Retype all the entries word for word, but omit the pictures.

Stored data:
# # # # # # #

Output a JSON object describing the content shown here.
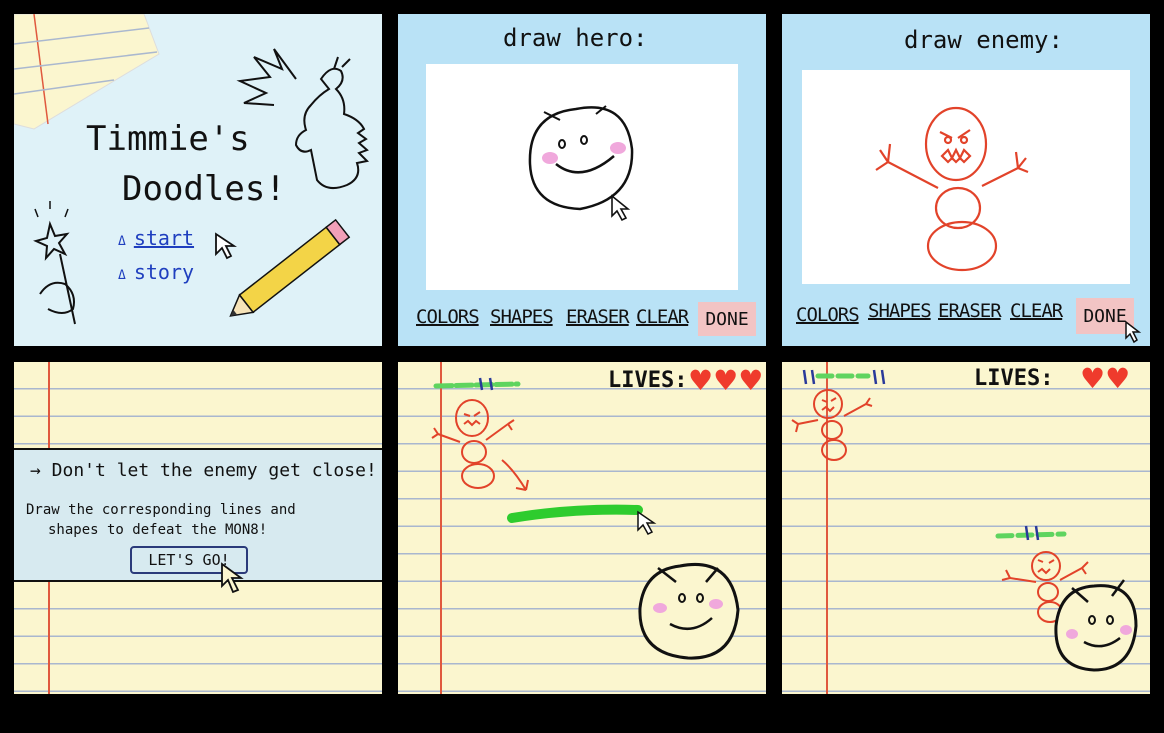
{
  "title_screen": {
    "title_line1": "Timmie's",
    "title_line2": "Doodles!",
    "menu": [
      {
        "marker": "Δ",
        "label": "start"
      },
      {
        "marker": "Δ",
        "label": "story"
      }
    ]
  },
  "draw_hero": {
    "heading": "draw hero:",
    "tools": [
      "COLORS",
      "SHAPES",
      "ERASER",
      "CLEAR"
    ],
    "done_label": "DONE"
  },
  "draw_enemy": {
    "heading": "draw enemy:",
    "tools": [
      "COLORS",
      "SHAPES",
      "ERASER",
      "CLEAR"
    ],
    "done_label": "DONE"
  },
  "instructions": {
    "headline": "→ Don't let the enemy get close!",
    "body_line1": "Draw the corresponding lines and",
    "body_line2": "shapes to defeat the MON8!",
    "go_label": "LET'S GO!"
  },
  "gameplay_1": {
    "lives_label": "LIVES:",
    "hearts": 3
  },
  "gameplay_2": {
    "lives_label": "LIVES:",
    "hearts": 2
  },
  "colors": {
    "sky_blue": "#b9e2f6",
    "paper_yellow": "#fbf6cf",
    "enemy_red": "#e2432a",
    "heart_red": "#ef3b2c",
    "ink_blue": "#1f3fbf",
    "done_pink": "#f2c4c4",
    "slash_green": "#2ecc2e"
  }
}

# # # # # # #

# Response for this exercise
Output a JSON object describing the content shown here.
{
  "title_screen": {
    "title_line1": "Timmie's",
    "title_line2": "Doodles!",
    "menu": [
      {
        "marker": "Δ",
        "label": "start"
      },
      {
        "marker": "Δ",
        "label": "story"
      }
    ]
  },
  "draw_hero": {
    "heading": "draw hero:",
    "tools": [
      "COLORS",
      "SHAPES",
      "ERASER",
      "CLEAR"
    ],
    "done_label": "DONE"
  },
  "draw_enemy": {
    "heading": "draw enemy:",
    "tools": [
      "COLORS",
      "SHAPES",
      "ERASER",
      "CLEAR"
    ],
    "done_label": "DONE"
  },
  "instructions": {
    "headline": "→ Don't let the enemy get close!",
    "body_line1": "Draw the corresponding lines and",
    "body_line2": "shapes to defeat the MON8!",
    "go_label": "LET'S GO!"
  },
  "gameplay_1": {
    "lives_label": "LIVES:",
    "hearts": 3
  },
  "gameplay_2": {
    "lives_label": "LIVES:",
    "hearts": 2
  },
  "colors": {
    "sky_blue": "#b9e2f6",
    "paper_yellow": "#fbf6cf",
    "enemy_red": "#e2432a",
    "heart_red": "#ef3b2c",
    "ink_blue": "#1f3fbf",
    "done_pink": "#f2c4c4",
    "slash_green": "#2ecc2e"
  }
}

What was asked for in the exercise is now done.